*Request*. Give the data below again exactly as it stands. Omit the pictures.

--- START OF Recorded data ---

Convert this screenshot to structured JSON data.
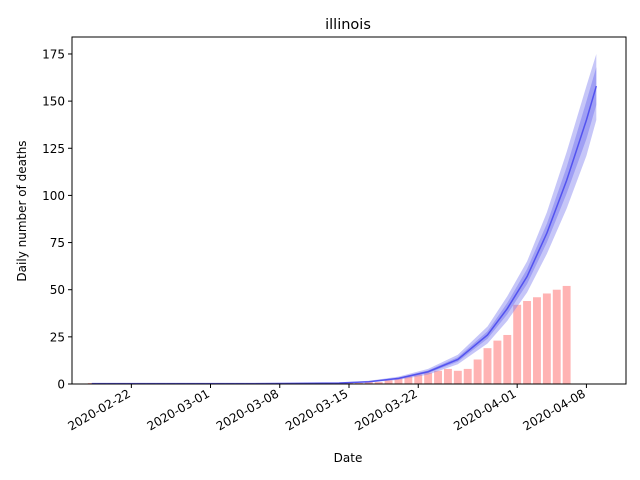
{
  "chart_data": {
    "type": "bar",
    "title": "illinois",
    "xlabel": "Date",
    "ylabel": "Daily number of deaths",
    "x_axis_type": "date",
    "xlim": [
      "2020-02-16",
      "2020-04-12"
    ],
    "ylim": [
      0,
      184
    ],
    "xticks": [
      "2020-02-22",
      "2020-03-01",
      "2020-03-08",
      "2020-03-15",
      "2020-03-22",
      "2020-04-01",
      "2020-04-08"
    ],
    "yticks": [
      0,
      25,
      50,
      75,
      100,
      125,
      150,
      175
    ],
    "grid": false,
    "legend": "none",
    "bars": {
      "color": "#ffb3b3",
      "dates": [
        "2020-02-18",
        "2020-02-19",
        "2020-02-20",
        "2020-02-21",
        "2020-02-22",
        "2020-02-23",
        "2020-02-24",
        "2020-02-25",
        "2020-02-26",
        "2020-02-27",
        "2020-02-28",
        "2020-02-29",
        "2020-03-01",
        "2020-03-02",
        "2020-03-03",
        "2020-03-04",
        "2020-03-05",
        "2020-03-06",
        "2020-03-07",
        "2020-03-08",
        "2020-03-09",
        "2020-03-10",
        "2020-03-11",
        "2020-03-12",
        "2020-03-13",
        "2020-03-14",
        "2020-03-15",
        "2020-03-16",
        "2020-03-17",
        "2020-03-18",
        "2020-03-19",
        "2020-03-20",
        "2020-03-21",
        "2020-03-22",
        "2020-03-23",
        "2020-03-24",
        "2020-03-25",
        "2020-03-26",
        "2020-03-27",
        "2020-03-28",
        "2020-03-29",
        "2020-03-30",
        "2020-03-31",
        "2020-04-01",
        "2020-04-02",
        "2020-04-03",
        "2020-04-04",
        "2020-04-05",
        "2020-04-06"
      ],
      "values": [
        0,
        0,
        0,
        0,
        0,
        0,
        0,
        0,
        0,
        0,
        0,
        0,
        0,
        0,
        0,
        0,
        0,
        0,
        0,
        0,
        0,
        0,
        0,
        0,
        0,
        0,
        0,
        0,
        1,
        1,
        2,
        3,
        4,
        5,
        6,
        7,
        8,
        7,
        8,
        13,
        19,
        23,
        26,
        42,
        44,
        46,
        48,
        50,
        52
      ]
    },
    "model": {
      "name": "",
      "line_color": "#4040ee",
      "band_color": "#8080f0",
      "dates": [
        "2020-02-18",
        "2020-02-23",
        "2020-02-28",
        "2020-03-04",
        "2020-03-09",
        "2020-03-14",
        "2020-03-17",
        "2020-03-20",
        "2020-03-23",
        "2020-03-26",
        "2020-03-29",
        "2020-03-31",
        "2020-04-02",
        "2020-04-04",
        "2020-04-06",
        "2020-04-08",
        "2020-04-09"
      ],
      "mean": [
        0.2,
        0.2,
        0.2,
        0.2,
        0.3,
        0.5,
        1.2,
        3,
        6.5,
        13,
        26,
        40,
        57,
        80,
        108,
        140,
        158
      ],
      "inner_low": [
        0.1,
        0.1,
        0.1,
        0.1,
        0.2,
        0.4,
        1,
        2.6,
        5.8,
        11.8,
        24,
        37,
        53,
        75,
        101,
        130,
        148
      ],
      "inner_high": [
        0.3,
        0.3,
        0.3,
        0.3,
        0.4,
        0.6,
        1.4,
        3.4,
        7.2,
        14.2,
        28,
        43,
        61,
        85,
        115,
        150,
        168
      ],
      "outer_low": [
        0,
        0,
        0,
        0,
        0.1,
        0.3,
        0.8,
        2.2,
        5,
        10.5,
        21.5,
        33.5,
        48.5,
        69,
        93,
        121,
        140
      ],
      "outer_high": [
        0.4,
        0.4,
        0.4,
        0.4,
        0.5,
        0.8,
        1.7,
        3.9,
        8,
        15.5,
        30.5,
        46.5,
        65,
        91,
        123,
        158,
        175
      ]
    }
  }
}
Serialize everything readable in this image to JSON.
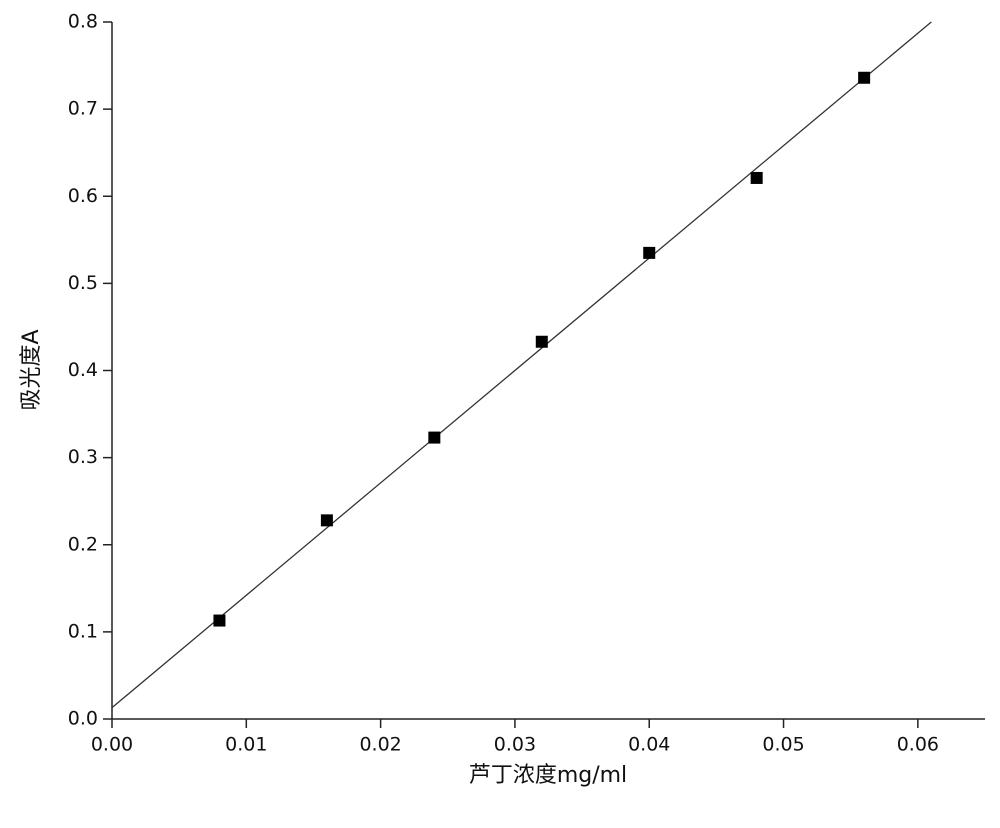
{
  "chart_data": {
    "type": "scatter",
    "x_label": "芦丁浓度mg/ml",
    "y_label": "吸光度A",
    "x": [
      0.008,
      0.016,
      0.024,
      0.032,
      0.04,
      0.048,
      0.056
    ],
    "values": [
      0.113,
      0.228,
      0.323,
      0.433,
      0.535,
      0.621,
      0.736
    ],
    "color": "#000000",
    "fit": {
      "type": "line",
      "x": [
        0,
        0.061
      ],
      "values": [
        0.013,
        0.8
      ],
      "color": "#333333"
    },
    "xlim": [
      0,
      0.065
    ],
    "ylim": [
      0,
      0.8
    ],
    "xticks": [
      {
        "value": 0,
        "label": "0.00"
      },
      {
        "value": 0.01,
        "label": "0.01"
      },
      {
        "value": 0.02,
        "label": "0.02"
      },
      {
        "value": 0.03,
        "label": "0.03"
      },
      {
        "value": 0.04,
        "label": "0.04"
      },
      {
        "value": 0.05,
        "label": "0.05"
      },
      {
        "value": 0.06,
        "label": "0.06"
      }
    ],
    "yticks": [
      {
        "value": 0,
        "label": "0.0"
      },
      0.1,
      0.2,
      0.3,
      0.4,
      0.5,
      0.6,
      0.7,
      0.8
    ],
    "grid": false
  }
}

--- END OF Recorded data ---

*Written solution*.
Convert this screenshot to structured JSON data.
{
  "chart_data": {
    "type": "bar",
    "title": "illinois",
    "xlabel": "Date",
    "ylabel": "Daily number of deaths",
    "x_axis_type": "date",
    "xlim": [
      "2020-02-16",
      "2020-04-12"
    ],
    "ylim": [
      0,
      184
    ],
    "xticks": [
      "2020-02-22",
      "2020-03-01",
      "2020-03-08",
      "2020-03-15",
      "2020-03-22",
      "2020-04-01",
      "2020-04-08"
    ],
    "yticks": [
      0,
      25,
      50,
      75,
      100,
      125,
      150,
      175
    ],
    "grid": false,
    "legend": "none",
    "bars": {
      "color": "#ffb3b3",
      "dates": [
        "2020-02-18",
        "2020-02-19",
        "2020-02-20",
        "2020-02-21",
        "2020-02-22",
        "2020-02-23",
        "2020-02-24",
        "2020-02-25",
        "2020-02-26",
        "2020-02-27",
        "2020-02-28",
        "2020-02-29",
        "2020-03-01",
        "2020-03-02",
        "2020-03-03",
        "2020-03-04",
        "2020-03-05",
        "2020-03-06",
        "2020-03-07",
        "2020-03-08",
        "2020-03-09",
        "2020-03-10",
        "2020-03-11",
        "2020-03-12",
        "2020-03-13",
        "2020-03-14",
        "2020-03-15",
        "2020-03-16",
        "2020-03-17",
        "2020-03-18",
        "2020-03-19",
        "2020-03-20",
        "2020-03-21",
        "2020-03-22",
        "2020-03-23",
        "2020-03-24",
        "2020-03-25",
        "2020-03-26",
        "2020-03-27",
        "2020-03-28",
        "2020-03-29",
        "2020-03-30",
        "2020-03-31",
        "2020-04-01",
        "2020-04-02",
        "2020-04-03",
        "2020-04-04",
        "2020-04-05",
        "2020-04-06"
      ],
      "values": [
        0,
        0,
        0,
        0,
        0,
        0,
        0,
        0,
        0,
        0,
        0,
        0,
        0,
        0,
        0,
        0,
        0,
        0,
        0,
        0,
        0,
        0,
        0,
        0,
        0,
        0,
        0,
        0,
        1,
        1,
        2,
        3,
        4,
        5,
        6,
        7,
        8,
        7,
        8,
        13,
        19,
        23,
        26,
        42,
        44,
        46,
        48,
        50,
        52
      ]
    },
    "model": {
      "name": "",
      "line_color": "#4040ee",
      "band_color": "#8080f0",
      "dates": [
        "2020-02-18",
        "2020-02-23",
        "2020-02-28",
        "2020-03-04",
        "2020-03-09",
        "2020-03-14",
        "2020-03-17",
        "2020-03-20",
        "2020-03-23",
        "2020-03-26",
        "2020-03-29",
        "2020-03-31",
        "2020-04-02",
        "2020-04-04",
        "2020-04-06",
        "2020-04-08",
        "2020-04-09"
      ],
      "mean": [
        0.2,
        0.2,
        0.2,
        0.2,
        0.3,
        0.5,
        1.2,
        3,
        6.5,
        13,
        26,
        40,
        57,
        80,
        108,
        140,
        158
      ],
      "inner_low": [
        0.1,
        0.1,
        0.1,
        0.1,
        0.2,
        0.4,
        1,
        2.6,
        5.8,
        11.8,
        24,
        37,
        53,
        75,
        101,
        130,
        148
      ],
      "inner_high": [
        0.3,
        0.3,
        0.3,
        0.3,
        0.4,
        0.6,
        1.4,
        3.4,
        7.2,
        14.2,
        28,
        43,
        61,
        85,
        115,
        150,
        168
      ],
      "outer_low": [
        0,
        0,
        0,
        0,
        0.1,
        0.3,
        0.8,
        2.2,
        5,
        10.5,
        21.5,
        33.5,
        48.5,
        69,
        93,
        121,
        140
      ],
      "outer_high": [
        0.4,
        0.4,
        0.4,
        0.4,
        0.5,
        0.8,
        1.7,
        3.9,
        8,
        15.5,
        30.5,
        46.5,
        65,
        91,
        123,
        158,
        175
      ]
    }
  }
}
Serialize everything readable in this image to JSON.
{
  "chart_data": {
    "type": "scatter",
    "x_label": "芦丁浓度mg/ml",
    "y_label": "吸光度A",
    "x": [
      0.008,
      0.016,
      0.024,
      0.032,
      0.04,
      0.048,
      0.056
    ],
    "values": [
      0.113,
      0.228,
      0.323,
      0.433,
      0.535,
      0.621,
      0.736
    ],
    "color": "#000000",
    "fit": {
      "type": "line",
      "x": [
        0,
        0.061
      ],
      "values": [
        0.013,
        0.8
      ],
      "color": "#333333"
    },
    "xlim": [
      0,
      0.065
    ],
    "ylim": [
      0,
      0.8
    ],
    "xticks": [
      {
        "value": 0,
        "label": "0.00"
      },
      {
        "value": 0.01,
        "label": "0.01"
      },
      {
        "value": 0.02,
        "label": "0.02"
      },
      {
        "value": 0.03,
        "label": "0.03"
      },
      {
        "value": 0.04,
        "label": "0.04"
      },
      {
        "value": 0.05,
        "label": "0.05"
      },
      {
        "value": 0.06,
        "label": "0.06"
      }
    ],
    "yticks": [
      {
        "value": 0,
        "label": "0.0"
      },
      0.1,
      0.2,
      0.3,
      0.4,
      0.5,
      0.6,
      0.7,
      0.8
    ],
    "grid": false
  }
}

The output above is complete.